— START —

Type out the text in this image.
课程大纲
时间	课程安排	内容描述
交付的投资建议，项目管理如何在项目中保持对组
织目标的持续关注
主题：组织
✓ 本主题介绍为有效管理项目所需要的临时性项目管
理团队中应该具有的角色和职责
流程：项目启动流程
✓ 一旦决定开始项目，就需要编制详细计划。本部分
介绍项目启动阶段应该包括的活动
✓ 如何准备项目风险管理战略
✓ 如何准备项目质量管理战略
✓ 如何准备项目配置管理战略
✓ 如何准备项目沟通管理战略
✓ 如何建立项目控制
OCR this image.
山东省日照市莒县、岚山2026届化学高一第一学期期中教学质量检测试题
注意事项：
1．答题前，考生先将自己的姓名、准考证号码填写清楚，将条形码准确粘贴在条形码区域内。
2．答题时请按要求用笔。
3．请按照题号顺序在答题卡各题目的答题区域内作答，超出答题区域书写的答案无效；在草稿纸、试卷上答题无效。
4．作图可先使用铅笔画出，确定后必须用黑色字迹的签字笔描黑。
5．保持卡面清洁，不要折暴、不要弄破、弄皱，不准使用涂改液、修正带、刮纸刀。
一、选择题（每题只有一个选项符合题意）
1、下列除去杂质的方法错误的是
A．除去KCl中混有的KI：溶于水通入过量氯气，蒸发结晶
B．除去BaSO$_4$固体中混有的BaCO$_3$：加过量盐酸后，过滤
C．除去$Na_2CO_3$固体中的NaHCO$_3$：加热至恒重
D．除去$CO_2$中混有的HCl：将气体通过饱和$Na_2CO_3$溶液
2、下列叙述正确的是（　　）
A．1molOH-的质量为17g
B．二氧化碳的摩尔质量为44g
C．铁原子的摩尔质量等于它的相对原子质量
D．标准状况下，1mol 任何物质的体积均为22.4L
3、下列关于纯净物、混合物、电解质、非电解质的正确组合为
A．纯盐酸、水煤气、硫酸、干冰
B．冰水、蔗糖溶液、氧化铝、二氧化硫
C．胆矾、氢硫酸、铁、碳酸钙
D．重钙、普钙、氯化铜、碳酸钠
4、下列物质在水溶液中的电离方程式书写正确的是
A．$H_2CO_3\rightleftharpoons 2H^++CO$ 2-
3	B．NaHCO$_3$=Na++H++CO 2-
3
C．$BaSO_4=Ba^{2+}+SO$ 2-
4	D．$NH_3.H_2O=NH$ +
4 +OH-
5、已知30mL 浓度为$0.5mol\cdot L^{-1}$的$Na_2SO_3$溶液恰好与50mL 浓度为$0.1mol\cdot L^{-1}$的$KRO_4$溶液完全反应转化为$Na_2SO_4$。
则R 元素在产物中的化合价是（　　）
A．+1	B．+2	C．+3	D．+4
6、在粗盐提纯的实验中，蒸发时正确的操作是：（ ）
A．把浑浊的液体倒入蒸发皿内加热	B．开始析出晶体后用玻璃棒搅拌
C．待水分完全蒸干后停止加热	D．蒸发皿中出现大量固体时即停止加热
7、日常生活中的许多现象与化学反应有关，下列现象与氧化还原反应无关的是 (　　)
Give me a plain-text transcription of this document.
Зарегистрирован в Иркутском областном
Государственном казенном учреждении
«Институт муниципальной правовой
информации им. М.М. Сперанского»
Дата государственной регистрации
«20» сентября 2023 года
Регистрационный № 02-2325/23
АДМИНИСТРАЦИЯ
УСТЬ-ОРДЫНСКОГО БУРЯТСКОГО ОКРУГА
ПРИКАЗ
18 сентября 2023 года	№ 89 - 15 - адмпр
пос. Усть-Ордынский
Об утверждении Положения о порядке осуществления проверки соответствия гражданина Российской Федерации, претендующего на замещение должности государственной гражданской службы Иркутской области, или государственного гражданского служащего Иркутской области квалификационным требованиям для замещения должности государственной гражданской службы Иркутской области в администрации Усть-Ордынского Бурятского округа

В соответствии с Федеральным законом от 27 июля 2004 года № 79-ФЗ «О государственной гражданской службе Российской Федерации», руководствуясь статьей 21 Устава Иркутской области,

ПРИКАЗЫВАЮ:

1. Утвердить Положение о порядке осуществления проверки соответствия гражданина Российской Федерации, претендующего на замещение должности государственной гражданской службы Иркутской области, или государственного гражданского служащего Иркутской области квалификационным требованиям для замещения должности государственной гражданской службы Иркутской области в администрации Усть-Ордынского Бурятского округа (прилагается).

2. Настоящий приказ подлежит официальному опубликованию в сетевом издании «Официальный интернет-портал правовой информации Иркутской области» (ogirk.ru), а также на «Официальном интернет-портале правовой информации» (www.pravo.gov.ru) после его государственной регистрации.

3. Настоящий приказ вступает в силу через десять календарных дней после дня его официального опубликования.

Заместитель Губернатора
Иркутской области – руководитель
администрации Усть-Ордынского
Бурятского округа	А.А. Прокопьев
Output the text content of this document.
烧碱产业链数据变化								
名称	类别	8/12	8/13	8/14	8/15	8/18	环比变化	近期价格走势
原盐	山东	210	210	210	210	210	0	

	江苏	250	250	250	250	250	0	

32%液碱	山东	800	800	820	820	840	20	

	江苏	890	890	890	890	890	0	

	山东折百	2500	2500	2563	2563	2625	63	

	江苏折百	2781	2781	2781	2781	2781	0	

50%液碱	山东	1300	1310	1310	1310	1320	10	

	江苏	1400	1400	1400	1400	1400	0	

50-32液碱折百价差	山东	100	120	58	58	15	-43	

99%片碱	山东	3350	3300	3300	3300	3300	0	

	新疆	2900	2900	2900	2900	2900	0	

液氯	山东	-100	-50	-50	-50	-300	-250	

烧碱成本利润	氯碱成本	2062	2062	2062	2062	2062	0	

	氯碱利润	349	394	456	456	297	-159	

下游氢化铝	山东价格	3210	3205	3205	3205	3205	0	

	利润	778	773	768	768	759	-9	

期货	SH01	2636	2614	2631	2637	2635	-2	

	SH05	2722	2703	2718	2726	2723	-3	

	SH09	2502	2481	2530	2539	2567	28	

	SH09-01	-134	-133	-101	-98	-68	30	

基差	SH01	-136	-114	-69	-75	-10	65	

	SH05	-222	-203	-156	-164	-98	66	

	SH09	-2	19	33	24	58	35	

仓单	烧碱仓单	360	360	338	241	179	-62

— END —

• **WHAT THE TASK ASKS**: Lines that hold the word "года" are the ones to return, every one of them.

• **RESPONSE**:
«20» сентября 2023 года
18 сентября 2023 года	№ 89 - 15 - адмпр
В соответствии с Федеральным законом от 27 июля 2004 года № 79-ФЗ «О государственной гражданской службе Российской Федерации», руководствуясь статьей 21 Устава Иркутской области,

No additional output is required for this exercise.